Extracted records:

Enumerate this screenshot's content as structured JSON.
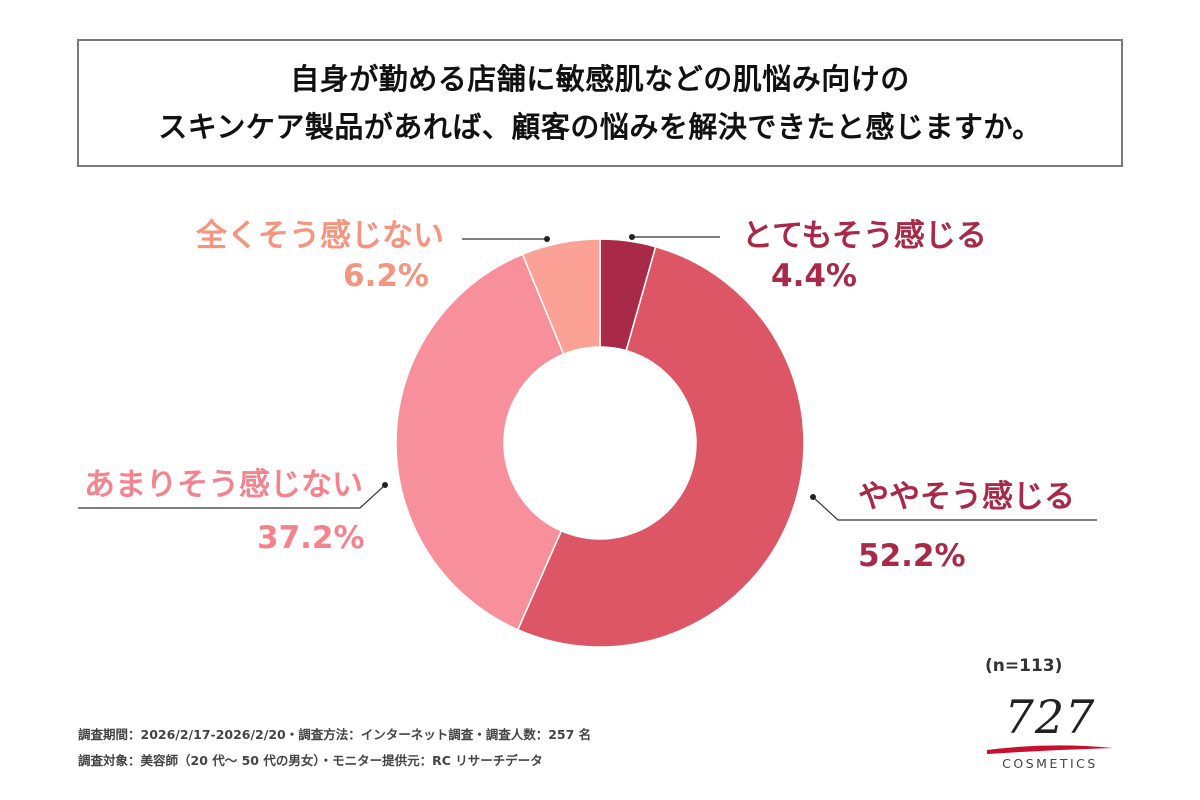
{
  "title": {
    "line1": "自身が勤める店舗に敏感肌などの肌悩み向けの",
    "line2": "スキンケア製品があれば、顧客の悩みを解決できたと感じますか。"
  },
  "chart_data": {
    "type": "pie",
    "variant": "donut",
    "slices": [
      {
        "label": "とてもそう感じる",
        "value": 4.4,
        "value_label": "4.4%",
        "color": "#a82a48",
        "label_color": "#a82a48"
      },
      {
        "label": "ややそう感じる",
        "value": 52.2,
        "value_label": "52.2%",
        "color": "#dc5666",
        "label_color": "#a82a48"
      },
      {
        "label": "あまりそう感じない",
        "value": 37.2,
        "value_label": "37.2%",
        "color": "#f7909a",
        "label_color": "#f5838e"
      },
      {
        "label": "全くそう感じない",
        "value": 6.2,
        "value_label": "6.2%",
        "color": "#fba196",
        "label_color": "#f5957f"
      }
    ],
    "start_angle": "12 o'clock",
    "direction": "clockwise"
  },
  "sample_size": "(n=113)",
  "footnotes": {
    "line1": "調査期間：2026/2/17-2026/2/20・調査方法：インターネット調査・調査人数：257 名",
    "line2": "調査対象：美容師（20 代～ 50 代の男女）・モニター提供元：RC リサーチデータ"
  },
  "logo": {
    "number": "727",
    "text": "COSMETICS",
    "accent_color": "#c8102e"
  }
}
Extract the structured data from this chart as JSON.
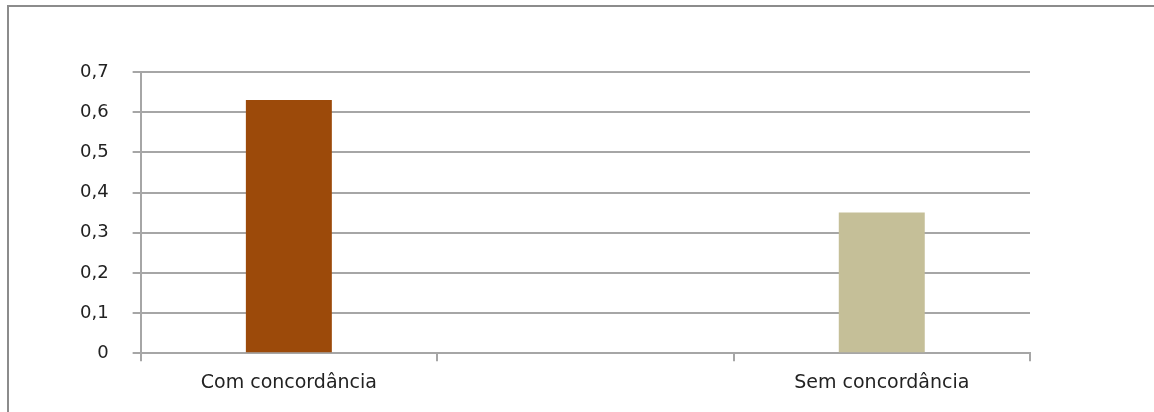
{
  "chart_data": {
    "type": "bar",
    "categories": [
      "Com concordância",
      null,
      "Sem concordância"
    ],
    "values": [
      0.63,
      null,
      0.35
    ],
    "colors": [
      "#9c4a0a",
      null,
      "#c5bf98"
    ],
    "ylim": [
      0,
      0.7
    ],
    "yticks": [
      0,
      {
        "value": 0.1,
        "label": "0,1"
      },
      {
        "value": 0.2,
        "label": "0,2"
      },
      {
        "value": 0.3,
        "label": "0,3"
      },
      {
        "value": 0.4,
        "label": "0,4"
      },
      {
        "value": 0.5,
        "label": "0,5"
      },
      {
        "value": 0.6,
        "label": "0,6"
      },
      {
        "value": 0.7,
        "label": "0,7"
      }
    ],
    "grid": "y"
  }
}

(WORK TO COMPLETE): Each record above is to be restated exactly, with its pictures removed from the copy.

(FINAL RESULT):
Enumerate this screenshot's content as structured JSON.
{
  "title": {
    "line1": "自身が勤める店舗に敏感肌などの肌悩み向けの",
    "line2": "スキンケア製品があれば、顧客の悩みを解決できたと感じますか。"
  },
  "chart_data": {
    "type": "pie",
    "variant": "donut",
    "slices": [
      {
        "label": "とてもそう感じる",
        "value": 4.4,
        "value_label": "4.4%",
        "color": "#a82a48",
        "label_color": "#a82a48"
      },
      {
        "label": "ややそう感じる",
        "value": 52.2,
        "value_label": "52.2%",
        "color": "#dc5666",
        "label_color": "#a82a48"
      },
      {
        "label": "あまりそう感じない",
        "value": 37.2,
        "value_label": "37.2%",
        "color": "#f7909a",
        "label_color": "#f5838e"
      },
      {
        "label": "全くそう感じない",
        "value": 6.2,
        "value_label": "6.2%",
        "color": "#fba196",
        "label_color": "#f5957f"
      }
    ],
    "start_angle": "12 o'clock",
    "direction": "clockwise"
  },
  "sample_size": "(n=113)",
  "footnotes": {
    "line1": "調査期間：2026/2/17-2026/2/20・調査方法：インターネット調査・調査人数：257 名",
    "line2": "調査対象：美容師（20 代～ 50 代の男女）・モニター提供元：RC リサーチデータ"
  },
  "logo": {
    "number": "727",
    "text": "COSMETICS",
    "accent_color": "#c8102e"
  }
}
Extract the structured data from this chart as JSON.
{
  "chart_data": {
    "type": "bar",
    "categories": [
      "Com concordância",
      null,
      "Sem concordância"
    ],
    "values": [
      0.63,
      null,
      0.35
    ],
    "colors": [
      "#9c4a0a",
      null,
      "#c5bf98"
    ],
    "ylim": [
      0,
      0.7
    ],
    "yticks": [
      0,
      {
        "value": 0.1,
        "label": "0,1"
      },
      {
        "value": 0.2,
        "label": "0,2"
      },
      {
        "value": 0.3,
        "label": "0,3"
      },
      {
        "value": 0.4,
        "label": "0,4"
      },
      {
        "value": 0.5,
        "label": "0,5"
      },
      {
        "value": 0.6,
        "label": "0,6"
      },
      {
        "value": 0.7,
        "label": "0,7"
      }
    ],
    "grid": "y"
  }
}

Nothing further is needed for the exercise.